__THE TASK__:
Please print the full listing exactly.

Extracted data entries
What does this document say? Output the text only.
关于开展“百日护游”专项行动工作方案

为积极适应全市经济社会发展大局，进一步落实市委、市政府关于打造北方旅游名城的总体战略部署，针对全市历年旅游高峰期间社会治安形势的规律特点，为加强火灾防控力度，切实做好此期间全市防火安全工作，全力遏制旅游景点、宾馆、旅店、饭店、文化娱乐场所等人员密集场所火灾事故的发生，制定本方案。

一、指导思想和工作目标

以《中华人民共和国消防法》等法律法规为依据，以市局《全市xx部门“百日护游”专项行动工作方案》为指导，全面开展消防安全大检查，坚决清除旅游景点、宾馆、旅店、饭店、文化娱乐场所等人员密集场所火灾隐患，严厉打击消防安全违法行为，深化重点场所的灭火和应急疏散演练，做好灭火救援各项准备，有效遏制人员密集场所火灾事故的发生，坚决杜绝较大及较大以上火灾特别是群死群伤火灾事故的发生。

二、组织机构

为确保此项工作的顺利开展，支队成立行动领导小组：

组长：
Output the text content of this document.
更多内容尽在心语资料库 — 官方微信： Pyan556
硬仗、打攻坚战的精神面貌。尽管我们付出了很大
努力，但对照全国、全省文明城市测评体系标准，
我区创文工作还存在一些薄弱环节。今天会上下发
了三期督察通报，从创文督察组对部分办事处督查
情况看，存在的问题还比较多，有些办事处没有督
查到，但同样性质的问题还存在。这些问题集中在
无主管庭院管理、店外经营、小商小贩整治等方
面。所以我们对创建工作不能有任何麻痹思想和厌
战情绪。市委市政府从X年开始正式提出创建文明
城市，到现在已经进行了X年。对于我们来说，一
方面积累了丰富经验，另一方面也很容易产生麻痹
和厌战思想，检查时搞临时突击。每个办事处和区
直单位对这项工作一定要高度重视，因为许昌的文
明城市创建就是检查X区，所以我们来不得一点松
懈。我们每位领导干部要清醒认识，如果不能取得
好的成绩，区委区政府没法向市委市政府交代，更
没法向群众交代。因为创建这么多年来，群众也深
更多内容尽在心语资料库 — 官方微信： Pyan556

__FINAL ANSWER__:
What does this document say? Output the text only.
关于开展“百日护游”专项行动工作方案

为积极适应全市经济社会发展大局，进一步落实市委、市政府关于打造北方旅游名城的总体战略部署，针对全市历年旅游高峰期间社会治安形势的规律特点，为加强火灾防控力度，切实做好此期间全市防火安全工作，全力遏制旅游景点、宾馆、旅店、饭店、文化娱乐场所等人员密集场所火灾事故的发生，制定本方案。

一、指导思想和工作目标

以《中华人民共和国消防法》等法律法规为依据，以市局《全市xx部门“百日护游”专项行动工作方案》为指导，全面开展消防安全大检查，坚决清除旅游景点、宾馆、旅店、饭店、文化娱乐场所等人员密集场所火灾隐患，严厉打击消防安全违法行为，深化重点场所的灭火和应急疏散演练，做好灭火救援各项准备，有效遏制人员密集场所火灾事故的发生，坚决杜绝较大及较大以上火灾特别是群死群伤火灾事故的发生。

二、组织机构

为确保此项工作的顺利开展，支队成立行动领导小组：

组长：
Output the text content of this document.
更多内容尽在心语资料库 — 官方微信： Pyan556
硬仗、打攻坚战的精神面貌。尽管我们付出了很大
努力，但对照全国、全省文明城市测评体系标准，
我区创文工作还存在一些薄弱环节。今天会上下发
了三期督察通报，从创文督察组对部分办事处督查
情况看，存在的问题还比较多，有些办事处没有督
查到，但同样性质的问题还存在。这些问题集中在
无主管庭院管理、店外经营、小商小贩整治等方
面。所以我们对创建工作不能有任何麻痹思想和厌
战情绪。市委市政府从X年开始正式提出创建文明
城市，到现在已经进行了X年。对于我们来说，一
方面积累了丰富经验，另一方面也很容易产生麻痹
和厌战思想，检查时搞临时突击。每个办事处和区
直单位对这项工作一定要高度重视，因为许昌的文
明城市创建就是检查X区，所以我们来不得一点松
懈。我们每位领导干部要清醒认识，如果不能取得
好的成绩，区委区政府没法向市委市政府交代，更
没法向群众交代。因为创建这么多年来，群众也深
更多内容尽在心语资料库 — 官方微信： Pyan556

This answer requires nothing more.